- **Description of the task**: Find the string "Rate" in the entries and copy each line that has it.

- **Data shown**:
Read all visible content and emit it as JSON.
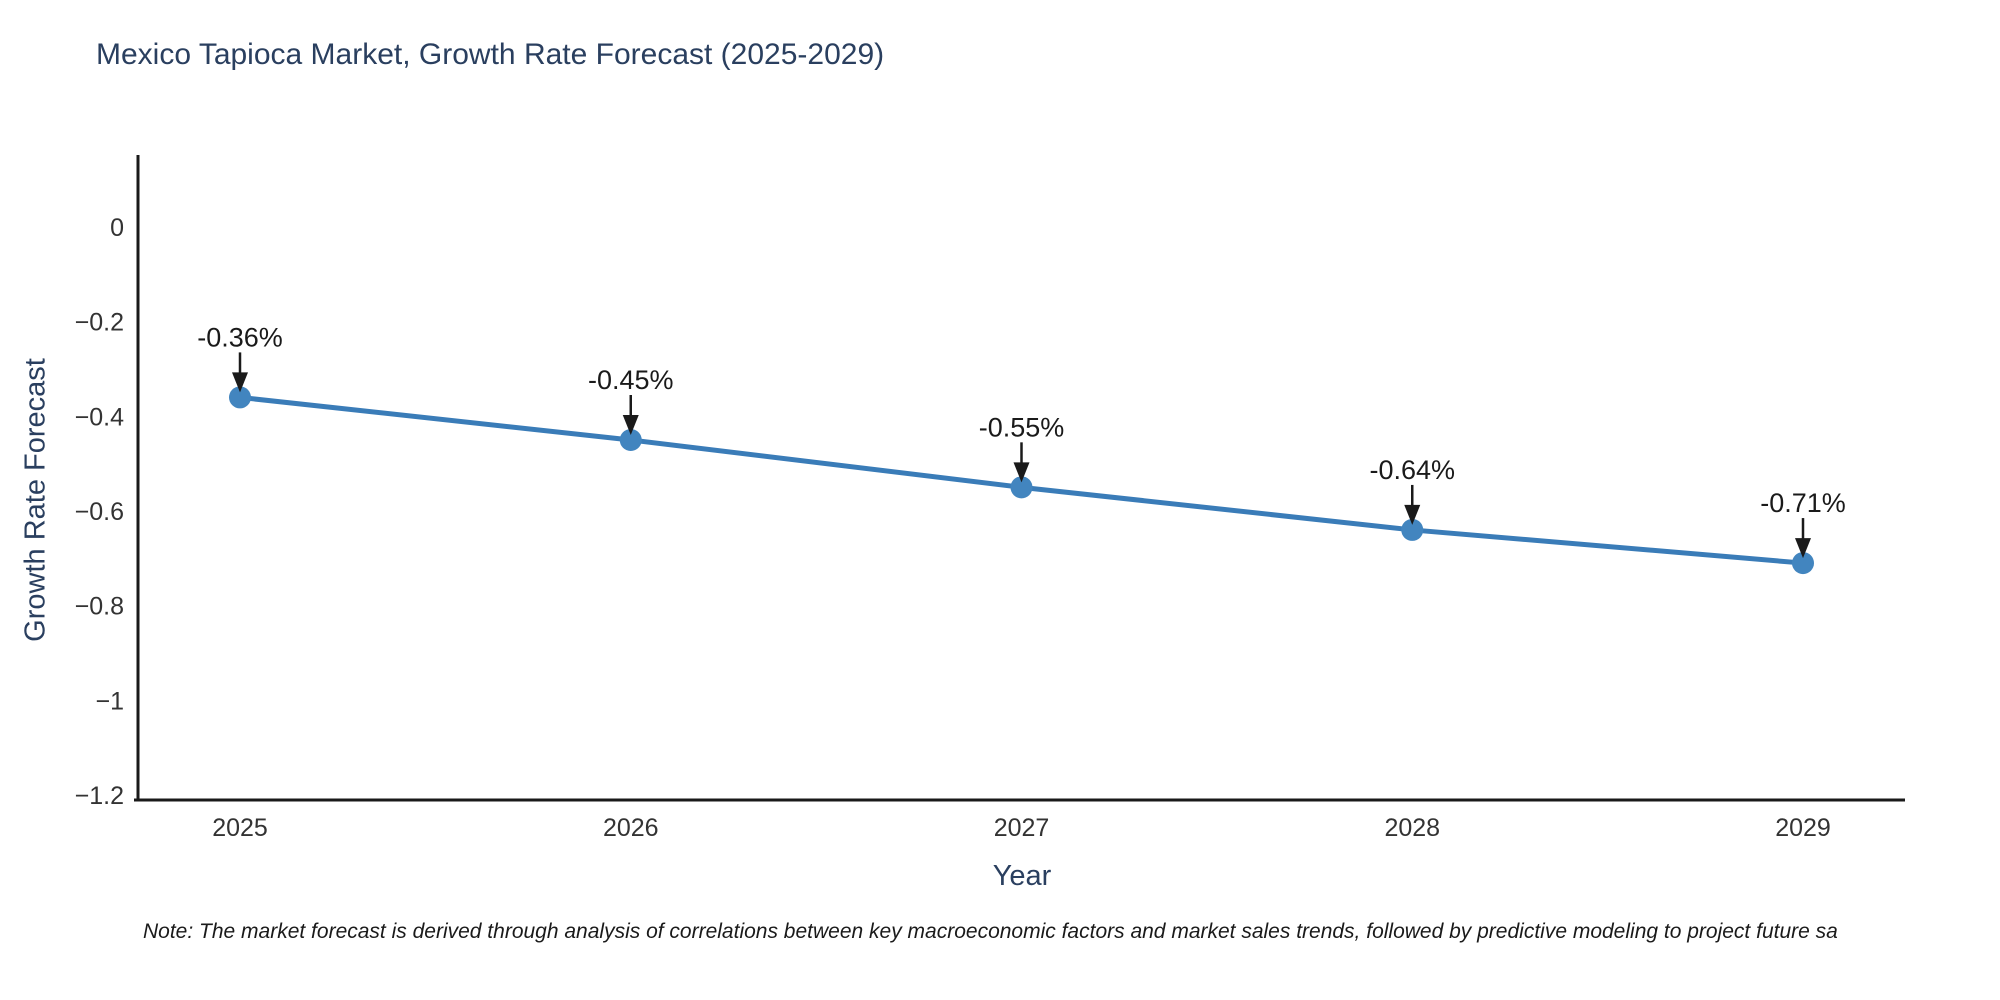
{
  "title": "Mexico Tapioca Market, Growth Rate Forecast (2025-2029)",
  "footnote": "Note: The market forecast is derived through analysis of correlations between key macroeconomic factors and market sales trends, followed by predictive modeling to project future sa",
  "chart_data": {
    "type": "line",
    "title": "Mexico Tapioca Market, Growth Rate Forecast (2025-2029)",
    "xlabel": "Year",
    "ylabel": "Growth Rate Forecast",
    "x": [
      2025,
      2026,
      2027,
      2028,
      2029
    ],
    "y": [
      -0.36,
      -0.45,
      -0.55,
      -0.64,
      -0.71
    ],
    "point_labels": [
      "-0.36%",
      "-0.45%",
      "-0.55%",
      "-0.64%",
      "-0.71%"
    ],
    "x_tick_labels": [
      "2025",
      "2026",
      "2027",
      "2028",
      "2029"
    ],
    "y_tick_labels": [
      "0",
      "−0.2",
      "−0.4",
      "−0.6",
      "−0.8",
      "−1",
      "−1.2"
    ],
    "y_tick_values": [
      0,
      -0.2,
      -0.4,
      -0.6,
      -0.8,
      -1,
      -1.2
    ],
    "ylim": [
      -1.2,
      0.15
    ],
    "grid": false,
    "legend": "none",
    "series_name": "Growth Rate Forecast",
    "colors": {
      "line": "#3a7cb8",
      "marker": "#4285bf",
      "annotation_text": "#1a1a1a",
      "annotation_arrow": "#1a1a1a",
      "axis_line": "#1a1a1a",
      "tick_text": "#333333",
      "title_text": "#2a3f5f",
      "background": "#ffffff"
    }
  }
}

- **Final answer**:
  "title": "Mexico Tapioca Market, Growth Rate Forecast (2025-2029)",
    "title": "Mexico Tapioca Market, Growth Rate Forecast (2025-2029)",
    "ylabel": "Growth Rate Forecast",
    "series_name": "Growth Rate Forecast",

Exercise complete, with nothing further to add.